**Task instructions**
Copy every line of the records below where the word "schon" occurs.

..........

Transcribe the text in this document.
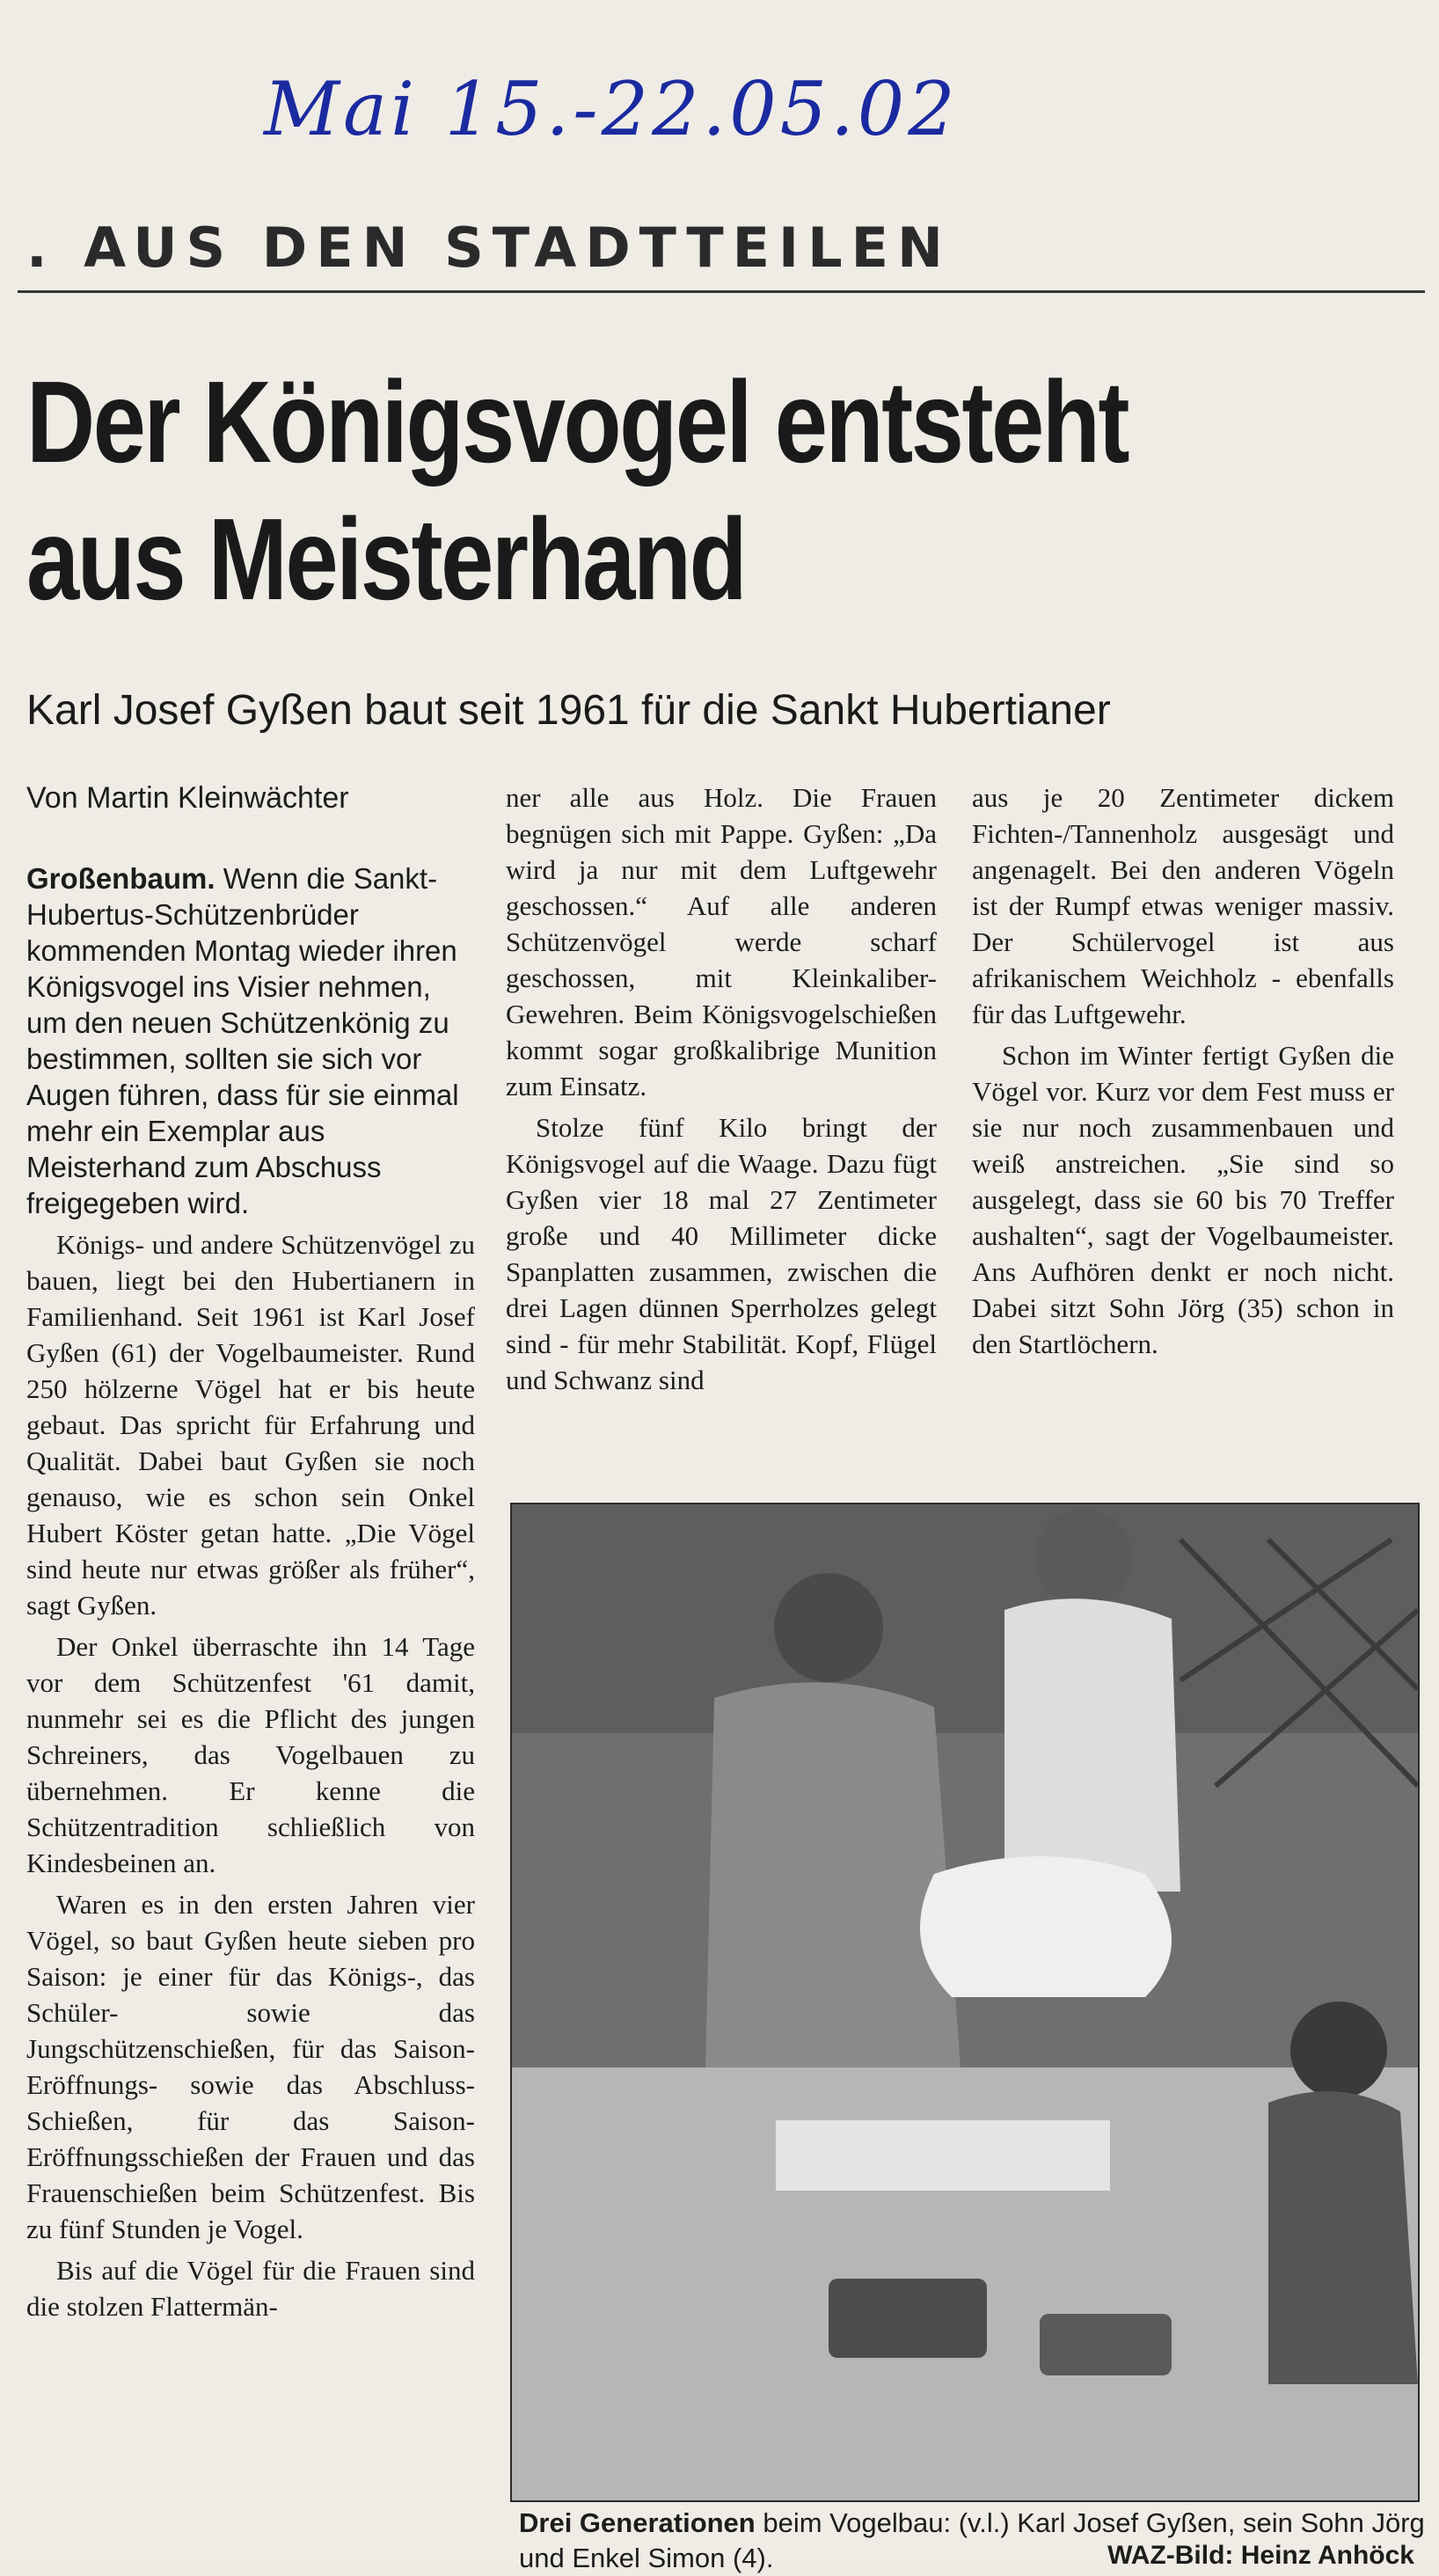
Mai 15.-22.05.02
. AUS DEN STADTTEILEN
Der Königsvogel entsteht
aus Meisterhand
Karl Josef Gyßen baut seit 1961 für die Sankt Hubertianer
Von Martin Kleinwächter

Großenbaum. Wenn die Sankt-Hubertus-Schützenbrüder kommenden Montag wieder ihren Königsvogel ins Visier nehmen, um den neuen Schützenkönig zu bestimmen, sollten sie sich vor Augen führen, dass für sie einmal mehr ein Exemplar aus Meisterhand zum Abschuss freigegeben wird.

Königs- und andere Schützenvögel zu bauen, liegt bei den Hubertianern in Familienhand. Seit 1961 ist Karl Josef Gyßen (61) der Vogelbaumeister. Rund 250 hölzerne Vögel hat er bis heute gebaut. Das spricht für Erfahrung und Qualität. Dabei baut Gyßen sie noch genauso, wie es schon sein Onkel Hubert Köster getan hatte. „Die Vögel sind heute nur etwas größer als früher“, sagt Gyßen.

Der Onkel überraschte ihn 14 Tage vor dem Schützenfest '61 damit, nunmehr sei es die Pflicht des jungen Schreiners, das Vogelbauen zu übernehmen. Er kenne die Schützentradition schließlich von Kindesbeinen an.

Waren es in den ersten Jahren vier Vögel, so baut Gyßen heute sieben pro Saison: je einer für das Königs-, das Schüler- sowie das Jungschützenschießen, für das Saison-Eröffnungs- sowie das Abschluss-Schießen, für das Saison-Eröffnungsschießen der Frauen und das Frauenschießen beim Schützenfest. Bis zu fünf Stunden je Vogel.

Bis auf die Vögel für die Frauen sind die stolzen Flattermän-

ner alle aus Holz. Die Frauen begnügen sich mit Pappe. Gyßen: „Da wird ja nur mit dem Luftgewehr geschossen.“ Auf alle anderen Schützenvögel werde scharf geschossen, mit Kleinkaliber-Gewehren. Beim Königsvogelschießen kommt sogar großkalibrige Munition zum Einsatz.

Stolze fünf Kilo bringt der Königsvogel auf die Waage. Dazu fügt Gyßen vier 18 mal 27 Zentimeter große und 40 Millimeter dicke Spanplatten zusammen, zwischen die drei Lagen dünnen Sperrholzes gelegt sind - für mehr Stabilität. Kopf, Flügel und Schwanz sind

aus je 20 Zentimeter dickem Fichten-/Tannenholz ausgesägt und angenagelt. Bei den anderen Vögeln ist der Rumpf etwas weniger massiv. Der Schülervogel ist aus afrikanischem Weichholz - ebenfalls für das Luftgewehr.

Schon im Winter fertigt Gyßen die Vögel vor. Kurz vor dem Fest muss er sie nur noch zusammenbauen und weiß anstreichen. „Sie sind so ausgelegt, dass sie 60 bis 70 Treffer aushalten“, sagt der Vogelbaumeister. Ans Aufhören denkt er noch nicht. Dabei sitzt Sohn Jörg (35) schon in den Startlöchern.

Drei Generationen beim Vogelbau: (v.l.) Karl Josef Gyßen, sein Sohn Jörg und Enkel Simon (4).	WAZ-Bild: Heinz Anhöck
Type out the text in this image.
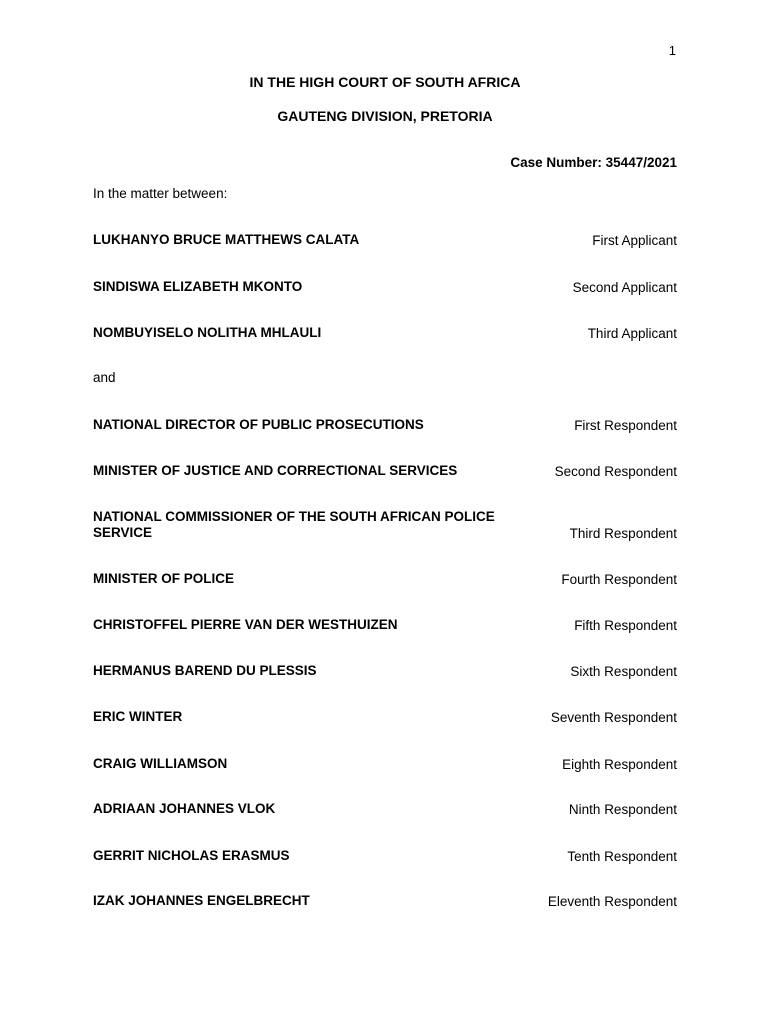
1
IN THE HIGH COURT OF SOUTH AFRICA
GAUTENG DIVISION, PRETORIA
Case Number: 35447/2021
In the matter between:
LUKHANYO BRUCE MATTHEWS CALATA	First Applicant
SINDISWA ELIZABETH MKONTO	Second Applicant
NOMBUYISELO NOLITHA MHLAULI	Third Applicant
and
NATIONAL DIRECTOR OF PUBLIC PROSECUTIONS	First Respondent
MINISTER OF JUSTICE AND CORRECTIONAL SERVICES	Second Respondent
NATIONAL COMMISSIONER OF THE SOUTH AFRICAN POLICE SERVICE	Third Respondent
MINISTER OF POLICE	Fourth Respondent
CHRISTOFFEL PIERRE VAN DER WESTHUIZEN	Fifth Respondent
HERMANUS BAREND DU PLESSIS	Sixth Respondent
ERIC WINTER	Seventh Respondent
CRAIG WILLIAMSON	Eighth Respondent
ADRIAAN JOHANNES VLOK	Ninth Respondent
GERRIT NICHOLAS ERASMUS	Tenth Respondent
IZAK JOHANNES ENGELBRECHT	Eleventh Respondent
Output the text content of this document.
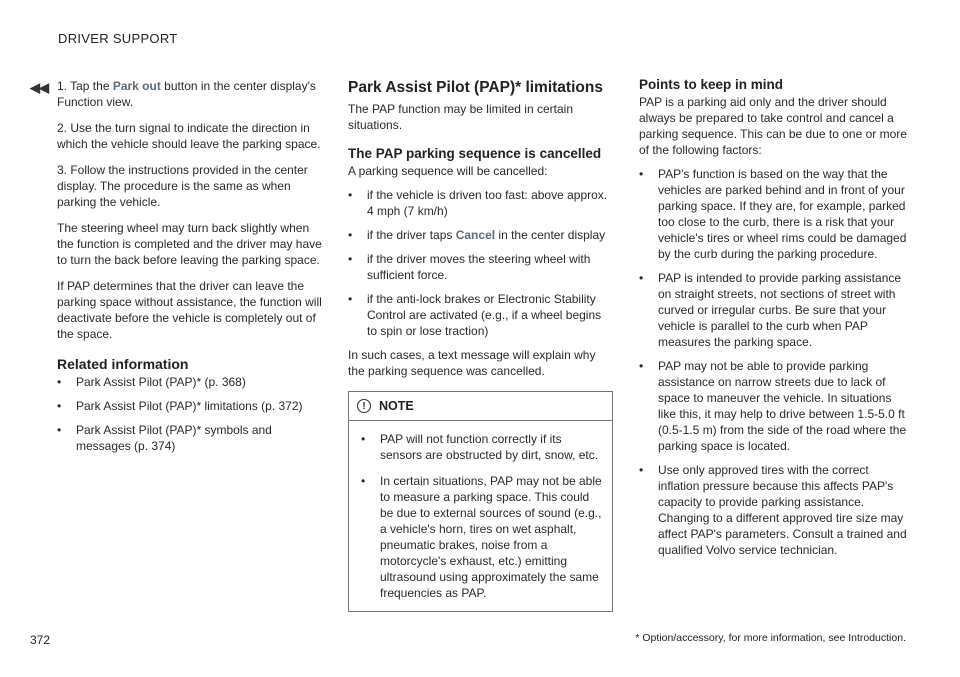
DRIVER SUPPORT
◀◀ 1. Tap the Park out button in the center display's Function view.

2. Use the turn signal to indicate the direction in which the vehicle should leave the parking space.

3. Follow the instructions provided in the center display. The procedure is the same as when parking the vehicle.

The steering wheel may turn back slightly when the function is completed and the driver may have to turn the back before leaving the parking space.

If PAP determines that the driver can leave the parking space without assistance, the function will deactivate before the vehicle is completely out of the space.

Related information
• Park Assist Pilot (PAP)* (p. 368)
• Park Assist Pilot (PAP)* limitations (p. 372)
• Park Assist Pilot (PAP)* symbols and messages (p. 374)
Park Assist Pilot (PAP)* limitations

The PAP function may be limited in certain situations.

The PAP parking sequence is cancelled

A parking sequence will be cancelled:

• if the vehicle is driven too fast: above approx. 4 mph (7 km/h)
• if the driver taps Cancel in the center display
• if the driver moves the steering wheel with sufficient force.
• if the anti-lock brakes or Electronic Stability Control are activated (e.g., if a wheel begins to spin or lose traction)

In such cases, a text message will explain why the parking sequence was cancelled.

!	NOTE
• PAP will not function correctly if its sensors are obstructed by dirt, snow, etc.
• In certain situations, PAP may not be able to measure a parking space. This could be due to external sources of sound (e.g., a vehicle's horn, tires on wet asphalt, pneumatic brakes, noise from a motorcycle's exhaust, etc.) emitting ultrasound using approximately the same frequencies as PAP.
Points to keep in mind

PAP is a parking aid only and the driver should always be prepared to take control and cancel a parking sequence. This can be due to one or more of the following factors:

• PAP's function is based on the way that the vehicles are parked behind and in front of your parking space. If they are, for example, parked too close to the curb, there is a risk that your vehicle's tires or wheel rims could be damaged by the curb during the parking procedure.
• PAP is intended to provide parking assistance on straight streets, not sections of street with curved or irregular curbs. Be sure that your vehicle is parallel to the curb when PAP measures the parking space.
• PAP may not be able to provide parking assistance on narrow streets due to lack of space to maneuver the vehicle. In situations like this, it may help to drive between 1.5-5.0 ft (0.5-1.5 m) from the side of the road where the parking space is located.
• Use only approved tires with the correct inflation pressure because this affects PAP's capacity to provide parking assistance. Changing to a different approved tire size may affect PAP's parameters. Consult a trained and qualified Volvo service technician.
372	* Option/accessory, for more information, see Introduction.
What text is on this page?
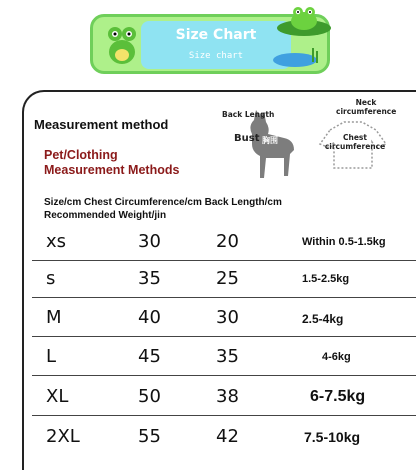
Size Chart
Size chart
Measurement method
Pet/Clothing
Measurement Methods
Back Length
Bust 胸围
Neck
circumference
Chest
circumference
Size/cm Chest Circumference/cm Back Length/cm
Recommended Weight/jin
xs	30	20	Within 0.5-1.5kg
s	35	25	1.5-2.5kg
M	40	30	2.5-4kg
L	45	35	4-6kg
XL	50	38	6-7.5kg
2XL	55	42	7.5-10kg
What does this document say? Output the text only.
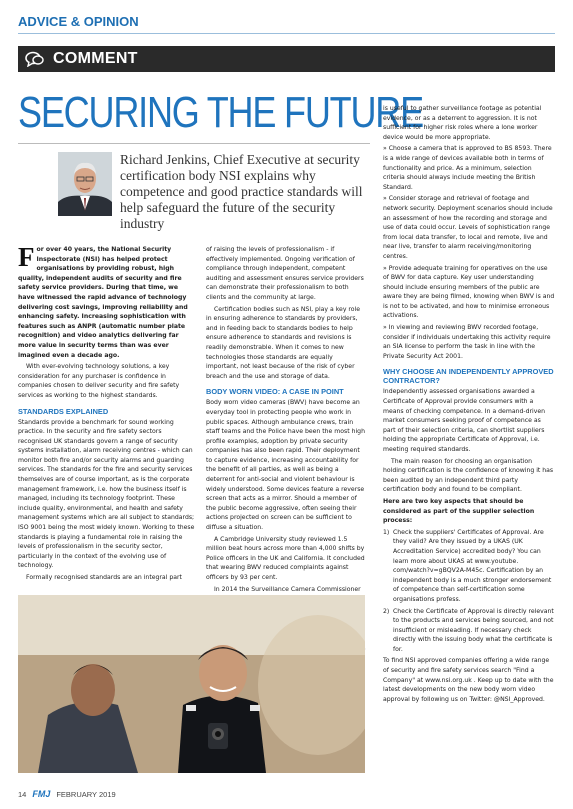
ADVICE & OPINION
COMMENT
SECURING THE FUTURE
Richard Jenkins, Chief Executive at security certification body NSI explains why competence and good practice standards will help safeguard the future of the security industry

For over 40 years, the National Security Inspectorate (NSI) has helped protect organisations by providing robust, high quality, independent audits of security and fire safety service providers. During that time, we have witnessed the rapid advance of technology delivering cost savings, improving reliability and enhancing safety. Increasing sophistication with features such as ANPR (automatic number plate recognition) and video analytics delivering far more value in security terms than was ever imagined even a decade ago.

With ever-evolving technology solutions, a key consideration for any purchaser is confidence in companies chosen to deliver security and fire safety services as working to the highest standards.

STANDARDS EXPLAINED

Standards provide a benchmark for sound working practice. In the security and fire safety sectors recognised UK standards govern a range of security systems installation, alarm receiving centres - which can monitor both fire and/or security alarms and guarding services. The standards for the fire and security services themselves are of course important, as is the corporate management framework, i.e. how the business itself is managed, including its technology footprint. These include quality, environmental, and health and safety management systems which are all subject to standards; ISO 9001 being the most widely known. Working to these standards is playing a fundamental role in raising the levels of professionalism in the security sector, particularly in the context of the evolving use of technology.

Formally recognised standards are an integral part

of raising the levels of professionalism - if effectively implemented. Ongoing verification of compliance through independent, competent auditing and assessment ensures service providers can demonstrate their professionalism to both clients and the community at large.

Certification bodies such as NSI, play a key role in ensuring adherence to standards by providers, and in feeding back to standards bodies to help ensure adherence to standards and revisions is readily demonstrable. When it comes to new technologies those standards are equally important, not least because of the risk of cyber breach and the use and storage of data.

BODY WORN VIDEO: A CASE IN POINT

Body worn video cameras (BWV) have become an everyday tool in protecting people who work in public spaces. Although ambulance crews, train staff teams and the Police have been the most high profile examples, adoption by private security companies has also been rapid. Their deployment to capture evidence, increasing accountability for the benefit of all parties, as well as being a deterrent for anti-social and violent behaviour is widely understood. Some devices feature a reverse screen that acts as a mirror. Should a member of the public become aggressive, often seeing their actions projected on screen can be sufficient to diffuse a situation.

A Cambridge University study reviewed 1.5 million beat hours across more than 4,000 shifts by Police officers in the UK and California. It concluded that wearing BWV reduced complaints against officers by 93 per cent.

In 2014 the Surveillance Camera Commissioner

is useful to gather surveillance footage as potential evidence, or as a deterrent to aggression. It is not sufficient for higher risk roles where a lone worker device would be more appropriate.

» Choose a camera that is approved to BS 8593. There is a wide range of devices available both in terms of functionality and price. As a minimum, selection criteria should always include meeting the British Standard.

» Consider storage and retrieval of footage and network security. Deployment scenarios should include an assessment of how the recording and storage and use of data could occur. Levels of sophistication range from local data transfer, to local and remote, live and near live, transfer to alarm receiving/monitoring centres.

» Provide adequate training for operatives on the use of BWV for data capture. Key user understanding should include ensuring members of the public are aware they are being filmed, knowing when BWV is and is not to be activated, and how to minimise erroneous activations.

» In viewing and reviewing BWV recorded footage, consider if individuals undertaking this activity require an SIA license to perform the task in line with the Private Security Act 2001.

WHY CHOOSE AN INDEPENDENTLY APPROVED CONTRACTOR?

Independently assessed organisations awarded a Certificate of Approval provide consumers with a means of checking competence. In a demand-driven market consumers seeking proof of competence as part of their selection criteria, can shortlist suppliers holding the appropriate Certificate of Approval, i.e. meeting required standards.

The main reason for choosing an organisation holding certification is the confidence of knowing it has been audited by an independent third party certification body and found to be compliant.

Here are two key aspects that should be considered as part of the supplier selection process:

1) Check the suppliers' Certificates of Approval. Are they valid? Are they issued by a UKAS (UK Accreditation Service) accredited body? You can learn more about UKAS at www.youtube. com/watch?v=gBQV2A-M45c. Certification by an independent body is a much stronger endorsement of competence than self-certification some organisations profess.
2) Check the Certificate of Approval is directly relevant to the products and services being sourced, and not insufficient or misleading. If necessary check directly with the issuing body what the certificate is for.

To find NSI approved companies offering a wide range of security and fire safety services search "Find a Company" at www.nsi.org.uk . Keep up to date with the latest developments on the new body worn video approval by following us on Twitter: @NSI_Approved.

14 FMJ FEBRUARY 2019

..........

**Result below**
Königs- und andere Schützenvögel zu bauen, liegt bei den Hubertianern in Familienhand. Seit 1961 ist Karl Josef Gyßen (61) der Vogelbaumeister. Rund 250 hölzerne Vögel hat er bis heute gebaut. Das spricht für Erfahrung und Qualität. Dabei baut Gyßen sie noch genauso, wie es schon sein Onkel Hubert Köster getan hatte. „Die Vögel sind heute nur etwas größer als früher“, sagt Gyßen.
Schon im Winter fertigt Gyßen die Vögel vor. Kurz vor dem Fest muss er sie nur noch zusammenbauen und weiß anstreichen. „Sie sind so ausgelegt, dass sie 60 bis 70 Treffer aushalten“, sagt der Vogelbaumeister. Ans Aufhören denkt er noch nicht. Dabei sitzt Sohn Jörg (35) schon in den Startlöchern.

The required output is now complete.